What the task asks: State the count of lines below in which the word "JSON" appears, and add nothing.

Records:
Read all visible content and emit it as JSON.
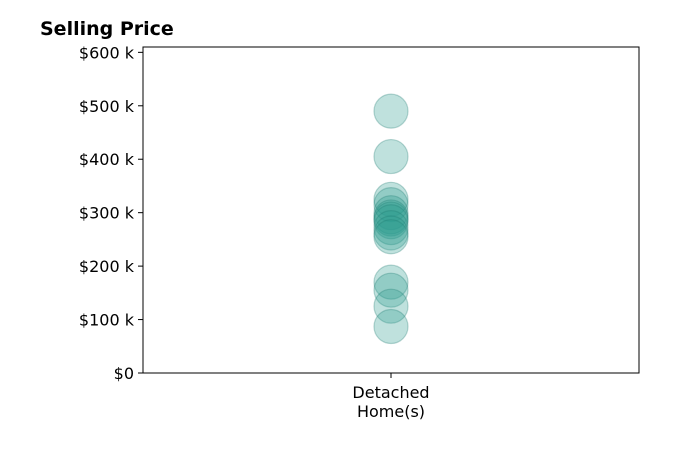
{
  "chart_data": {
    "type": "scatter",
    "title": "Selling Price",
    "xlabel": "",
    "ylabel": "",
    "categories": [
      "Detached Home(s)"
    ],
    "category_tick_lines": [
      "Detached",
      "Home(s)"
    ],
    "ylim": [
      0,
      610000
    ],
    "yticks": [
      0,
      100000,
      200000,
      300000,
      400000,
      500000,
      600000
    ],
    "ytick_labels": [
      "$0",
      "$100 k",
      "$200 k",
      "$300 k",
      "$400 k",
      "$500 k",
      "$600 k"
    ],
    "grid": false,
    "legend": "none",
    "marker_color": "#2a9d8f",
    "marker_edge_color": "#1f7a6f",
    "marker_alpha": 0.3,
    "series": [
      {
        "category": "Detached Home(s)",
        "values": [
          490000,
          405000,
          325000,
          315000,
          300000,
          292000,
          288000,
          283000,
          272000,
          262000,
          255000,
          170000,
          155000,
          125000,
          87000
        ]
      }
    ]
  }
}
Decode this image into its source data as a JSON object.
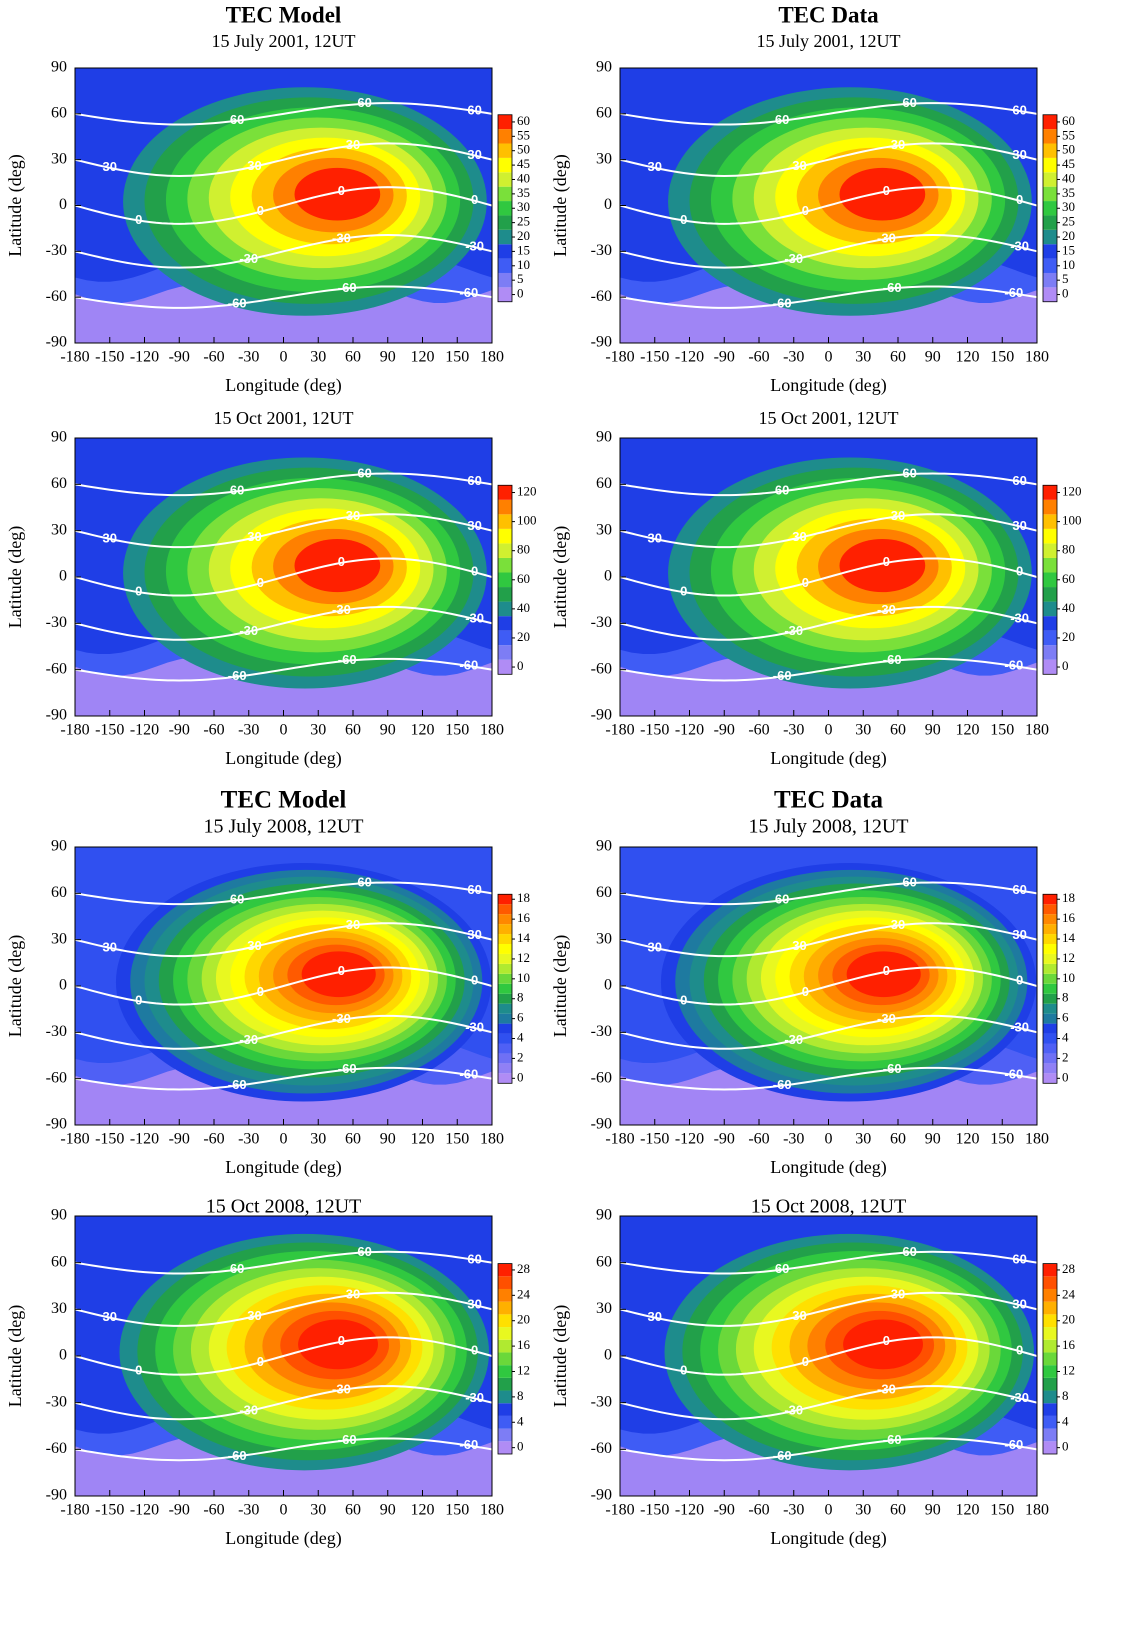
{
  "chart_data": [
    {
      "type": "contour",
      "title": "TEC Model",
      "subtitle": "15 July 2001, 12UT",
      "xlabel": "Longitude (deg)",
      "ylabel": "Latitude (deg)",
      "xlim": [
        -180,
        180
      ],
      "ylim": [
        -90,
        90
      ],
      "xticks": [
        -180,
        -150,
        -120,
        -90,
        -60,
        -30,
        0,
        30,
        60,
        90,
        120,
        150,
        180
      ],
      "yticks": [
        -90,
        -60,
        -30,
        0,
        30,
        60,
        90
      ],
      "isolines": [
        -60,
        -30,
        0,
        30,
        60
      ],
      "colorbar": {
        "levels": [
          0,
          5,
          10,
          15,
          20,
          25,
          30,
          35,
          40,
          45,
          50,
          55,
          60
        ],
        "ticks": [
          0,
          5,
          10,
          15,
          20,
          25,
          30,
          35,
          40,
          45,
          50,
          55,
          60
        ],
        "colors": [
          "#b08cf5",
          "#7d7df5",
          "#3f5cf5",
          "#1f3ee6",
          "#1e8c8c",
          "#22a04a",
          "#30c840",
          "#7ae03a",
          "#d0f030",
          "#ffff00",
          "#ffc000",
          "#ff8000",
          "#ff2000"
        ]
      }
    },
    {
      "type": "contour",
      "title": "TEC Data",
      "subtitle": "15 July 2001, 12UT",
      "xlabel": "Longitude (deg)",
      "ylabel": "Latitude (deg)",
      "xlim": [
        -180,
        180
      ],
      "ylim": [
        -90,
        90
      ],
      "xticks": [
        -180,
        -150,
        -120,
        -90,
        -60,
        -30,
        0,
        30,
        60,
        90,
        120,
        150,
        180
      ],
      "yticks": [
        -90,
        -60,
        -30,
        0,
        30,
        60,
        90
      ],
      "isolines": [
        -60,
        -30,
        0,
        30,
        60
      ],
      "colorbar": {
        "levels": [
          0,
          5,
          10,
          15,
          20,
          25,
          30,
          35,
          40,
          45,
          50,
          55,
          60
        ],
        "ticks": [
          0,
          5,
          10,
          15,
          20,
          25,
          30,
          35,
          40,
          45,
          50,
          55,
          60
        ],
        "colors": [
          "#b08cf5",
          "#7d7df5",
          "#3f5cf5",
          "#1f3ee6",
          "#1e8c8c",
          "#22a04a",
          "#30c840",
          "#7ae03a",
          "#d0f030",
          "#ffff00",
          "#ffc000",
          "#ff8000",
          "#ff2000"
        ]
      }
    },
    {
      "type": "contour",
      "subtitle": "15 Oct 2001, 12UT",
      "xlabel": "Longitude (deg)",
      "ylabel": "Latitude (deg)",
      "xlim": [
        -180,
        180
      ],
      "ylim": [
        -90,
        90
      ],
      "xticks": [
        -180,
        -150,
        -120,
        -90,
        -60,
        -30,
        0,
        30,
        60,
        90,
        120,
        150,
        180
      ],
      "yticks": [
        -90,
        -60,
        -30,
        0,
        30,
        60,
        90
      ],
      "isolines": [
        -60,
        -30,
        0,
        30,
        60
      ],
      "colorbar": {
        "levels": [
          0,
          10,
          20,
          30,
          40,
          50,
          60,
          70,
          80,
          90,
          100,
          110,
          120
        ],
        "ticks": [
          0,
          20,
          40,
          60,
          80,
          100,
          120
        ],
        "colors": [
          "#b08cf5",
          "#7d7df5",
          "#3f5cf5",
          "#1f3ee6",
          "#1e8c8c",
          "#22a04a",
          "#30c840",
          "#7ae03a",
          "#d0f030",
          "#ffff00",
          "#ffc000",
          "#ff8000",
          "#ff2000"
        ]
      }
    },
    {
      "type": "contour",
      "subtitle": "15 Oct 2001, 12UT",
      "xlabel": "Longitude (deg)",
      "ylabel": "Latitude (deg)",
      "xlim": [
        -180,
        180
      ],
      "ylim": [
        -90,
        90
      ],
      "xticks": [
        -180,
        -150,
        -120,
        -90,
        -60,
        -30,
        0,
        30,
        60,
        90,
        120,
        150,
        180
      ],
      "yticks": [
        -90,
        -60,
        -30,
        0,
        30,
        60,
        90
      ],
      "isolines": [
        -60,
        -30,
        0,
        30,
        60
      ],
      "colorbar": {
        "levels": [
          0,
          10,
          20,
          30,
          40,
          50,
          60,
          70,
          80,
          90,
          100,
          110,
          120
        ],
        "ticks": [
          0,
          20,
          40,
          60,
          80,
          100,
          120
        ],
        "colors": [
          "#b08cf5",
          "#7d7df5",
          "#3f5cf5",
          "#1f3ee6",
          "#1e8c8c",
          "#22a04a",
          "#30c840",
          "#7ae03a",
          "#d0f030",
          "#ffff00",
          "#ffc000",
          "#ff8000",
          "#ff2000"
        ]
      }
    },
    {
      "type": "contour",
      "title": "TEC Model",
      "subtitle": "15 July 2008, 12UT",
      "xlabel": "Longitude (deg)",
      "ylabel": "Latitude (deg)",
      "xlim": [
        -180,
        180
      ],
      "ylim": [
        -90,
        90
      ],
      "xticks": [
        -180,
        -150,
        -120,
        -90,
        -60,
        -30,
        0,
        30,
        60,
        90,
        120,
        150,
        180
      ],
      "yticks": [
        -90,
        -60,
        -30,
        0,
        30,
        60,
        90
      ],
      "isolines": [
        -60,
        -30,
        0,
        30,
        60
      ],
      "colorbar": {
        "levels": [
          0,
          1,
          2,
          3,
          4,
          5,
          6,
          7,
          8,
          9,
          10,
          11,
          12,
          13,
          14,
          15,
          16,
          17,
          18
        ],
        "ticks": [
          0,
          2,
          4,
          6,
          8,
          10,
          12,
          14,
          16,
          18
        ],
        "colors": [
          "#b08cf5",
          "#9080f5",
          "#6f70f5",
          "#4f60f5",
          "#3050f0",
          "#1f3ee6",
          "#1e7aa0",
          "#1e8c8c",
          "#22a04a",
          "#30c840",
          "#6ad83a",
          "#b0ea30",
          "#e8f820",
          "#ffff00",
          "#ffd800",
          "#ffb000",
          "#ff8800",
          "#ff5a00",
          "#ff2000"
        ]
      }
    },
    {
      "type": "contour",
      "title": "TEC Data",
      "subtitle": "15 July 2008, 12UT",
      "xlabel": "Longitude (deg)",
      "ylabel": "Latitude (deg)",
      "xlim": [
        -180,
        180
      ],
      "ylim": [
        -90,
        90
      ],
      "xticks": [
        -180,
        -150,
        -120,
        -90,
        -60,
        -30,
        0,
        30,
        60,
        90,
        120,
        150,
        180
      ],
      "yticks": [
        -90,
        -60,
        -30,
        0,
        30,
        60,
        90
      ],
      "isolines": [
        -60,
        -30,
        0,
        30,
        60
      ],
      "colorbar": {
        "levels": [
          0,
          1,
          2,
          3,
          4,
          5,
          6,
          7,
          8,
          9,
          10,
          11,
          12,
          13,
          14,
          15,
          16,
          17,
          18
        ],
        "ticks": [
          0,
          2,
          4,
          6,
          8,
          10,
          12,
          14,
          16,
          18
        ],
        "colors": [
          "#b08cf5",
          "#9080f5",
          "#6f70f5",
          "#4f60f5",
          "#3050f0",
          "#1f3ee6",
          "#1e7aa0",
          "#1e8c8c",
          "#22a04a",
          "#30c840",
          "#6ad83a",
          "#b0ea30",
          "#e8f820",
          "#ffff00",
          "#ffd800",
          "#ffb000",
          "#ff8800",
          "#ff5a00",
          "#ff2000"
        ]
      }
    },
    {
      "type": "contour",
      "subtitle": "15 Oct 2008, 12UT",
      "xlabel": "Longitude (deg)",
      "ylabel": "Latitude (deg)",
      "xlim": [
        -180,
        180
      ],
      "ylim": [
        -90,
        90
      ],
      "xticks": [
        -180,
        -150,
        -120,
        -90,
        -60,
        -30,
        0,
        30,
        60,
        90,
        120,
        150,
        180
      ],
      "yticks": [
        -90,
        -60,
        -30,
        0,
        30,
        60,
        90
      ],
      "isolines": [
        -60,
        -30,
        0,
        30,
        60
      ],
      "colorbar": {
        "levels": [
          0,
          2,
          4,
          6,
          8,
          10,
          12,
          14,
          16,
          18,
          20,
          22,
          24,
          26,
          28
        ],
        "ticks": [
          0,
          4,
          8,
          12,
          16,
          20,
          24,
          28
        ],
        "colors": [
          "#b08cf5",
          "#7d7df5",
          "#3f5cf5",
          "#1f3ee6",
          "#1e8c8c",
          "#22a04a",
          "#30c840",
          "#6ad83a",
          "#b0ea30",
          "#e8f820",
          "#ffe000",
          "#ffb000",
          "#ff8000",
          "#ff5000",
          "#ff2000"
        ]
      }
    },
    {
      "type": "contour",
      "subtitle": "15 Oct 2008, 12UT",
      "xlabel": "Longitude (deg)",
      "ylabel": "Latitude (deg)",
      "xlim": [
        -180,
        180
      ],
      "ylim": [
        -90,
        90
      ],
      "xticks": [
        -180,
        -150,
        -120,
        -90,
        -60,
        -30,
        0,
        30,
        60,
        90,
        120,
        150,
        180
      ],
      "yticks": [
        -90,
        -60,
        -30,
        0,
        30,
        60,
        90
      ],
      "isolines": [
        -60,
        -30,
        0,
        30,
        60
      ],
      "colorbar": {
        "levels": [
          0,
          2,
          4,
          6,
          8,
          10,
          12,
          14,
          16,
          18,
          20,
          22,
          24,
          26,
          28
        ],
        "ticks": [
          0,
          4,
          8,
          12,
          16,
          20,
          24,
          28
        ],
        "colors": [
          "#b08cf5",
          "#7d7df5",
          "#3f5cf5",
          "#1f3ee6",
          "#1e8c8c",
          "#22a04a",
          "#30c840",
          "#6ad83a",
          "#b0ea30",
          "#e8f820",
          "#ffe000",
          "#ffb000",
          "#ff8000",
          "#ff5000",
          "#ff2000"
        ]
      }
    }
  ]
}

Task response: 2